Directions: Pictures stay out of your copy, but everything else in the records below must be repeated exactly.

________________

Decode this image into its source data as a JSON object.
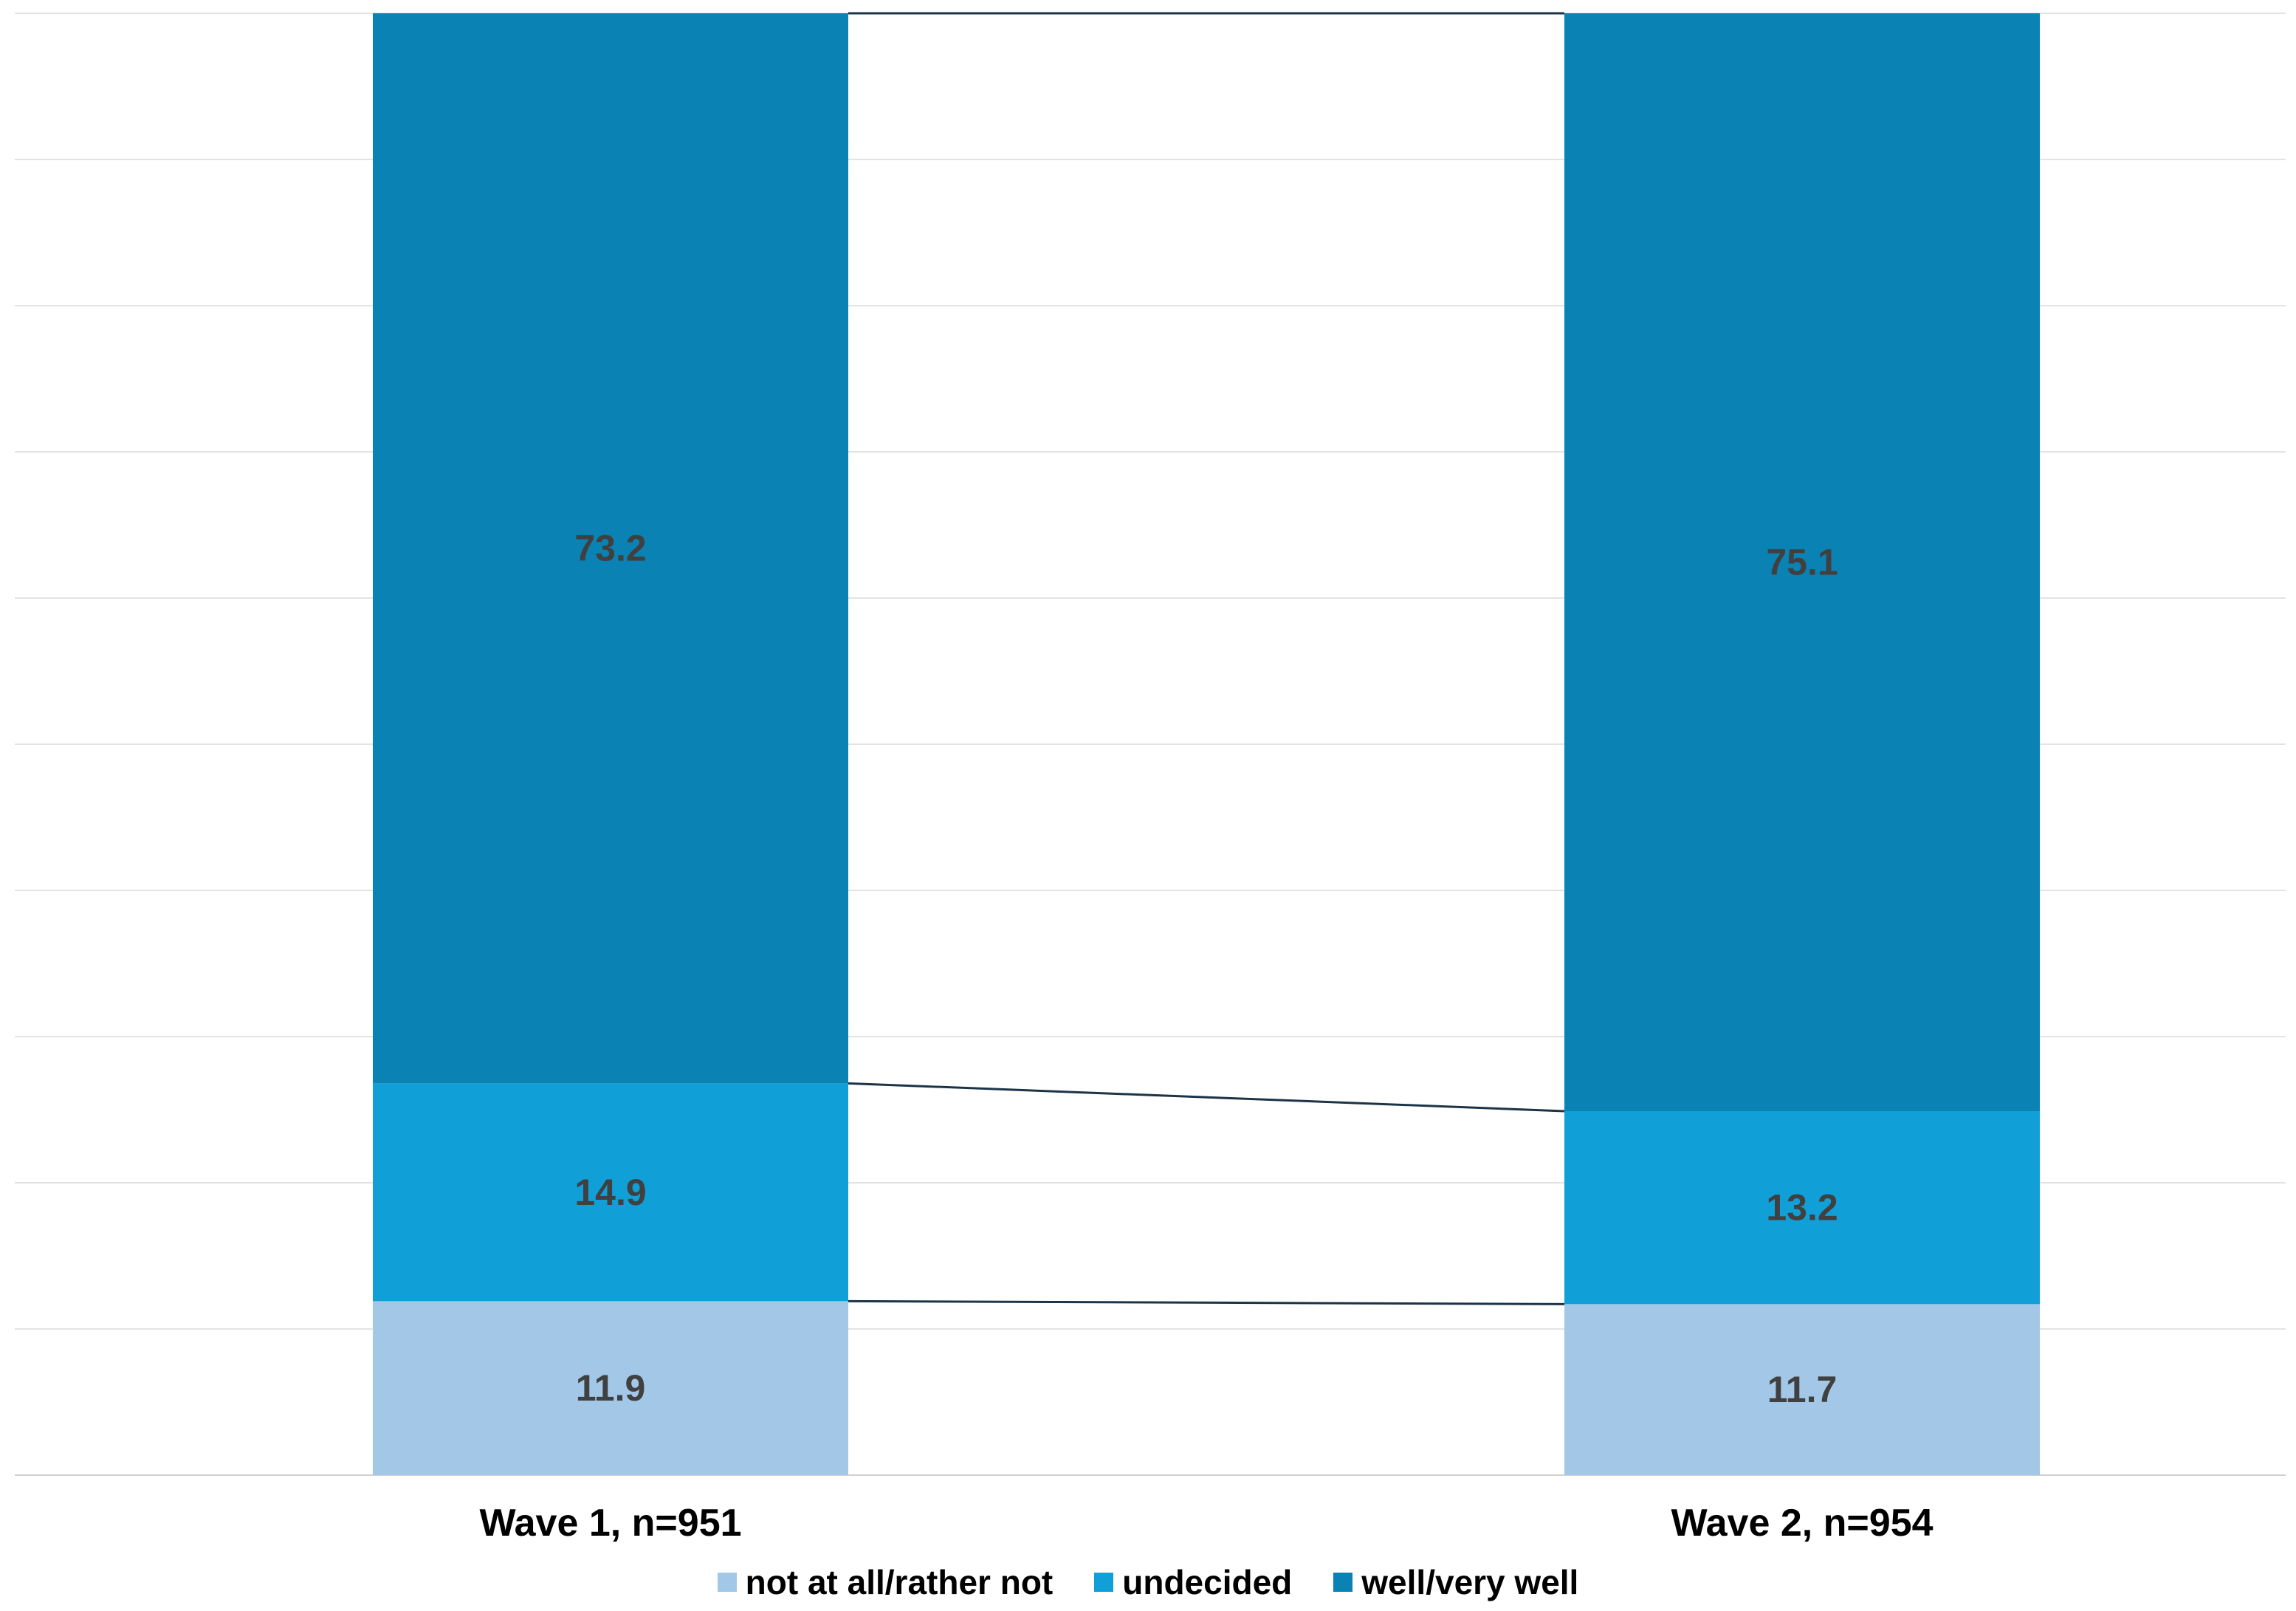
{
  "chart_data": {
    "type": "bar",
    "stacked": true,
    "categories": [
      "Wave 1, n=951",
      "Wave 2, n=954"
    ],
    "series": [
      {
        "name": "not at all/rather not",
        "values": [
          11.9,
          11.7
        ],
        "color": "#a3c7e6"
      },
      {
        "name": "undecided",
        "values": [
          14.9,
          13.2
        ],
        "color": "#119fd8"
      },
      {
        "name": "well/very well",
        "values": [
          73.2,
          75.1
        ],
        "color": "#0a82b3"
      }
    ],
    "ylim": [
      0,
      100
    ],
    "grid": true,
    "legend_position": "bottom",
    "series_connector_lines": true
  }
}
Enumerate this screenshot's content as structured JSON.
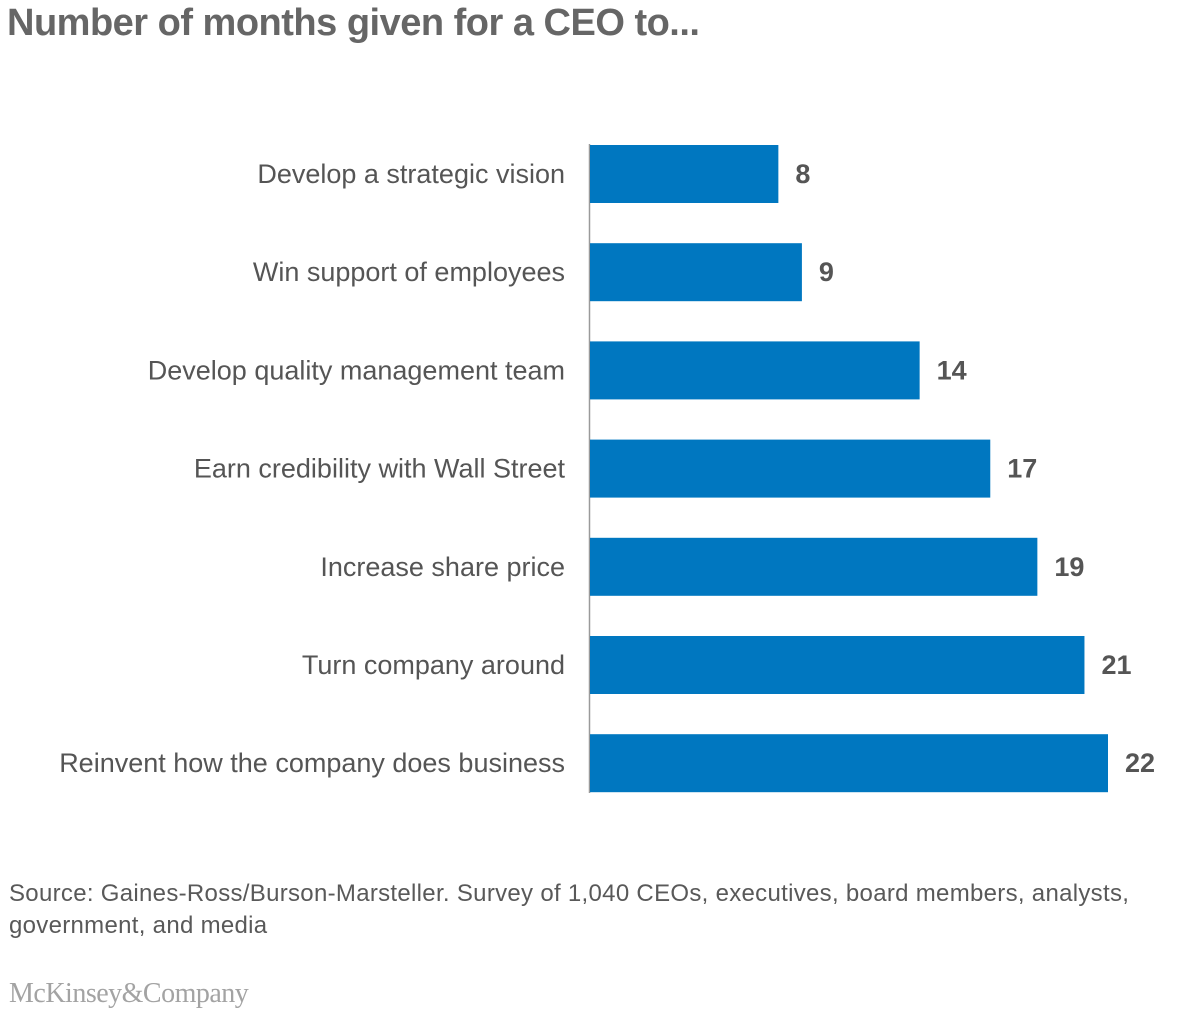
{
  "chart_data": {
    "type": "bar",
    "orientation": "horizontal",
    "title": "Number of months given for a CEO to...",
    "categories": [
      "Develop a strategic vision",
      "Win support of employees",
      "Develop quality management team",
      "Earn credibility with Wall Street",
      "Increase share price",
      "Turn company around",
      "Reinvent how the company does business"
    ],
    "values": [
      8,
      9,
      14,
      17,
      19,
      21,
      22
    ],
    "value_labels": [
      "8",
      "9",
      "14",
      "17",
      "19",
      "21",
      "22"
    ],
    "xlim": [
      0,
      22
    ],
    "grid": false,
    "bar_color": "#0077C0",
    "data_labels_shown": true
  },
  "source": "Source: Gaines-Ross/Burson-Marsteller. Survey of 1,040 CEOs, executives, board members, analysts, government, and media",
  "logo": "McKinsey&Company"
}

________________

Exercise answer:
Decode this image into its source data as a JSON object.
{
  "chart_data": {
    "type": "bar",
    "stacked": true,
    "categories": [
      "Wave 1, n=951",
      "Wave 2, n=954"
    ],
    "series": [
      {
        "name": "not at all/rather not",
        "values": [
          11.9,
          11.7
        ],
        "color": "#a3c7e6"
      },
      {
        "name": "undecided",
        "values": [
          14.9,
          13.2
        ],
        "color": "#119fd8"
      },
      {
        "name": "well/very well",
        "values": [
          73.2,
          75.1
        ],
        "color": "#0a82b3"
      }
    ],
    "ylim": [
      0,
      100
    ],
    "grid": true,
    "legend_position": "bottom",
    "series_connector_lines": true
  }
}
Enumerate this screenshot's content as structured JSON.
{
  "chart_data": {
    "type": "bar",
    "orientation": "horizontal",
    "title": "Number of months given for a CEO to...",
    "categories": [
      "Develop a strategic vision",
      "Win support of employees",
      "Develop quality management team",
      "Earn credibility with Wall Street",
      "Increase share price",
      "Turn company around",
      "Reinvent how the company does business"
    ],
    "values": [
      8,
      9,
      14,
      17,
      19,
      21,
      22
    ],
    "value_labels": [
      "8",
      "9",
      "14",
      "17",
      "19",
      "21",
      "22"
    ],
    "xlim": [
      0,
      22
    ],
    "grid": false,
    "bar_color": "#0077C0",
    "data_labels_shown": true
  },
  "source": "Source: Gaines-Ross/Burson-Marsteller. Survey of 1,040 CEOs, executives, board members, analysts, government, and media",
  "logo": "McKinsey&Company"
}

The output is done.